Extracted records
•••

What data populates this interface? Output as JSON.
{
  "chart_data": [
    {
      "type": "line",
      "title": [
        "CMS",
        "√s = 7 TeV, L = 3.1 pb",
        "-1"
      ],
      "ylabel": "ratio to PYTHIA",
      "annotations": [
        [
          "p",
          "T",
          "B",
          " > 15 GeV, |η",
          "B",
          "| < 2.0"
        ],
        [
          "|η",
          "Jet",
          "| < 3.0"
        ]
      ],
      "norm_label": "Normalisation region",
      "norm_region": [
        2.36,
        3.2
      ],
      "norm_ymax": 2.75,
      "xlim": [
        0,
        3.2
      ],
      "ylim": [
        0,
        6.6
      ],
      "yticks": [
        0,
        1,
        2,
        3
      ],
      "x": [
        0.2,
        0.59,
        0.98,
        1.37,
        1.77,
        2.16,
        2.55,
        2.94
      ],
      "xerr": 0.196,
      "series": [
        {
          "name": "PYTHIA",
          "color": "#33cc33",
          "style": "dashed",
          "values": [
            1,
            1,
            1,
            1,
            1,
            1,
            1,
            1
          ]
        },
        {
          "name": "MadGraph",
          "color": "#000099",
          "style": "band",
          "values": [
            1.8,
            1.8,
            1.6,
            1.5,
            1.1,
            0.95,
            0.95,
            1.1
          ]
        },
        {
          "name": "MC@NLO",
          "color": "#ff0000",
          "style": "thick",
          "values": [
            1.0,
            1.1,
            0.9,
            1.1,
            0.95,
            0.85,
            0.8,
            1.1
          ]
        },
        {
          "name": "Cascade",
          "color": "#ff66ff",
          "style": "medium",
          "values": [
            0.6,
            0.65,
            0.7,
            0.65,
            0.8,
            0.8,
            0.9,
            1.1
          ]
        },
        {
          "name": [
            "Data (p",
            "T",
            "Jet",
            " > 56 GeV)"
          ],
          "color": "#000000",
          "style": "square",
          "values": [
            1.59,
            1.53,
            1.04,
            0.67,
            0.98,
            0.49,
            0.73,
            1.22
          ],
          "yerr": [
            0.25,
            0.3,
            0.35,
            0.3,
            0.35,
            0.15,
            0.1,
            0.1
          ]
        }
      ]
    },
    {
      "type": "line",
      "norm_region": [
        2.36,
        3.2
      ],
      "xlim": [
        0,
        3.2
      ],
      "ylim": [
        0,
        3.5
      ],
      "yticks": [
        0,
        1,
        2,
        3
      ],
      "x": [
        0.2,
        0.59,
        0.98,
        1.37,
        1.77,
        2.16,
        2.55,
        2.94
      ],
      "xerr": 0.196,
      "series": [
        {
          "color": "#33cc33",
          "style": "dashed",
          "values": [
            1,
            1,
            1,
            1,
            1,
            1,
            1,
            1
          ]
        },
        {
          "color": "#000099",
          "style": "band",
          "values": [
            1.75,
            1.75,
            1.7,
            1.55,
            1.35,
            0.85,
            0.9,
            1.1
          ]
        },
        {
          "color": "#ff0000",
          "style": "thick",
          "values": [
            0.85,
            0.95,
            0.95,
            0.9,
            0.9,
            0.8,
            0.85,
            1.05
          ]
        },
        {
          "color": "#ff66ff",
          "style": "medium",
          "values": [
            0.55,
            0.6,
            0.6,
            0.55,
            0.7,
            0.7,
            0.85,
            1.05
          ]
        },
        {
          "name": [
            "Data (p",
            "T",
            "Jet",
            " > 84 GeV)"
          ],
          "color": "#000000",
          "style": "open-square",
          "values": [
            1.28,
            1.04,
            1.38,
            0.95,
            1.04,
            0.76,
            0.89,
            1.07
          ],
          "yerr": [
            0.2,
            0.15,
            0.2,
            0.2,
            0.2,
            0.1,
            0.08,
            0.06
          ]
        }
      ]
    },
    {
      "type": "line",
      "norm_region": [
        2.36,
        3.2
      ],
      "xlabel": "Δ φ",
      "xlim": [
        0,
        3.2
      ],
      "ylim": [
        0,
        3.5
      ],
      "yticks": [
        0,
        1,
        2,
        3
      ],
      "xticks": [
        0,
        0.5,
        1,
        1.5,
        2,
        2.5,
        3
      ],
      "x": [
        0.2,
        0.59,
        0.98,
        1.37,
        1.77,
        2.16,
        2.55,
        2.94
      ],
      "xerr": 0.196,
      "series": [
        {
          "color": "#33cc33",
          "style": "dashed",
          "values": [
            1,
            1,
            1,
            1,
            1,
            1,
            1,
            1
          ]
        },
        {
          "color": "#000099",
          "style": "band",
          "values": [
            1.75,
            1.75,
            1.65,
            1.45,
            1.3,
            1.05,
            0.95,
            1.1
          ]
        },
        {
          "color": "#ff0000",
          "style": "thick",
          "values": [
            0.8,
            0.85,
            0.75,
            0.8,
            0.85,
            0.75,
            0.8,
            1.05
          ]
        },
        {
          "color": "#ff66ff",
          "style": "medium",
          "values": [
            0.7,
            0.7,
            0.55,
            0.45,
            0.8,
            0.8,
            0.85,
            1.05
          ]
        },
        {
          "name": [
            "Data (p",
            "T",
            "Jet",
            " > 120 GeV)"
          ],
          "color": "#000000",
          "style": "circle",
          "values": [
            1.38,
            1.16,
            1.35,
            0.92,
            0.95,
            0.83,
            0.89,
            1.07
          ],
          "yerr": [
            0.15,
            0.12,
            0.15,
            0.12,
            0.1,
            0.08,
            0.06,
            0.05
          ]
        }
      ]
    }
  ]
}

•••

> [Task to complete]
Make a verbatim copy of every entry shown above.

> [Response to this task]
What data populates this interface? Output as JSON.
{
  "chart_data": [
    {
      "type": "line",
      "title": [
        "CMS",
        "√s = 7 TeV, L = 3.1 pb",
        "-1"
      ],
      "ylabel": "ratio to PYTHIA",
      "annotations": [
        [
          "p",
          "T",
          "B",
          " > 15 GeV, |η",
          "B",
          "| < 2.0"
        ],
        [
          "|η",
          "Jet",
          "| < 3.0"
        ]
      ],
      "norm_label": "Normalisation region",
      "norm_region": [
        2.36,
        3.2
      ],
      "norm_ymax": 2.75,
      "xlim": [
        0,
        3.2
      ],
      "ylim": [
        0,
        6.6
      ],
      "yticks": [
        0,
        1,
        2,
        3
      ],
      "x": [
        0.2,
        0.59,
        0.98,
        1.37,
        1.77,
        2.16,
        2.55,
        2.94
      ],
      "xerr": 0.196,
      "series": [
        {
          "name": "PYTHIA",
          "color": "#33cc33",
          "style": "dashed",
          "values": [
            1,
            1,
            1,
            1,
            1,
            1,
            1,
            1
          ]
        },
        {
          "name": "MadGraph",
          "color": "#000099",
          "style": "band",
          "values": [
            1.8,
            1.8,
            1.6,
            1.5,
            1.1,
            0.95,
            0.95,
            1.1
          ]
        },
        {
          "name": "MC@NLO",
          "color": "#ff0000",
          "style": "thick",
          "values": [
            1.0,
            1.1,
            0.9,
            1.1,
            0.95,
            0.85,
            0.8,
            1.1
          ]
        },
        {
          "name": "Cascade",
          "color": "#ff66ff",
          "style": "medium",
          "values": [
            0.6,
            0.65,
            0.7,
            0.65,
            0.8,
            0.8,
            0.9,
            1.1
          ]
        },
        {
          "name": [
            "Data (p",
            "T",
            "Jet",
            " > 56 GeV)"
          ],
          "color": "#000000",
          "style": "square",
          "values": [
            1.59,
            1.53,
            1.04,
            0.67,
            0.98,
            0.49,
            0.73,
            1.22
          ],
          "yerr": [
            0.25,
            0.3,
            0.35,
            0.3,
            0.35,
            0.15,
            0.1,
            0.1
          ]
        }
      ]
    },
    {
      "type": "line",
      "norm_region": [
        2.36,
        3.2
      ],
      "xlim": [
        0,
        3.2
      ],
      "ylim": [
        0,
        3.5
      ],
      "yticks": [
        0,
        1,
        2,
        3
      ],
      "x": [
        0.2,
        0.59,
        0.98,
        1.37,
        1.77,
        2.16,
        2.55,
        2.94
      ],
      "xerr": 0.196,
      "series": [
        {
          "color": "#33cc33",
          "style": "dashed",
          "values": [
            1,
            1,
            1,
            1,
            1,
            1,
            1,
            1
          ]
        },
        {
          "color": "#000099",
          "style": "band",
          "values": [
            1.75,
            1.75,
            1.7,
            1.55,
            1.35,
            0.85,
            0.9,
            1.1
          ]
        },
        {
          "color": "#ff0000",
          "style": "thick",
          "values": [
            0.85,
            0.95,
            0.95,
            0.9,
            0.9,
            0.8,
            0.85,
            1.05
          ]
        },
        {
          "color": "#ff66ff",
          "style": "medium",
          "values": [
            0.55,
            0.6,
            0.6,
            0.55,
            0.7,
            0.7,
            0.85,
            1.05
          ]
        },
        {
          "name": [
            "Data (p",
            "T",
            "Jet",
            " > 84 GeV)"
          ],
          "color": "#000000",
          "style": "open-square",
          "values": [
            1.28,
            1.04,
            1.38,
            0.95,
            1.04,
            0.76,
            0.89,
            1.07
          ],
          "yerr": [
            0.2,
            0.15,
            0.2,
            0.2,
            0.2,
            0.1,
            0.08,
            0.06
          ]
        }
      ]
    },
    {
      "type": "line",
      "norm_region": [
        2.36,
        3.2
      ],
      "xlabel": "Δ φ",
      "xlim": [
        0,
        3.2
      ],
      "ylim": [
        0,
        3.5
      ],
      "yticks": [
        0,
        1,
        2,
        3
      ],
      "xticks": [
        0,
        0.5,
        1,
        1.5,
        2,
        2.5,
        3
      ],
      "x": [
        0.2,
        0.59,
        0.98,
        1.37,
        1.77,
        2.16,
        2.55,
        2.94
      ],
      "xerr": 0.196,
      "series": [
        {
          "color": "#33cc33",
          "style": "dashed",
          "values": [
            1,
            1,
            1,
            1,
            1,
            1,
            1,
            1
          ]
        },
        {
          "color": "#000099",
          "style": "band",
          "values": [
            1.75,
            1.75,
            1.65,
            1.45,
            1.3,
            1.05,
            0.95,
            1.1
          ]
        },
        {
          "color": "#ff0000",
          "style": "thick",
          "values": [
            0.8,
            0.85,
            0.75,
            0.8,
            0.85,
            0.75,
            0.8,
            1.05
          ]
        },
        {
          "color": "#ff66ff",
          "style": "medium",
          "values": [
            0.7,
            0.7,
            0.55,
            0.45,
            0.8,
            0.8,
            0.85,
            1.05
          ]
        },
        {
          "name": [
            "Data (p",
            "T",
            "Jet",
            " > 120 GeV)"
          ],
          "color": "#000000",
          "style": "circle",
          "values": [
            1.38,
            1.16,
            1.35,
            0.92,
            0.95,
            0.83,
            0.89,
            1.07
          ],
          "yerr": [
            0.15,
            0.12,
            0.15,
            0.12,
            0.1,
            0.08,
            0.06,
            0.05
          ]
        }
      ]
    }
  ]
}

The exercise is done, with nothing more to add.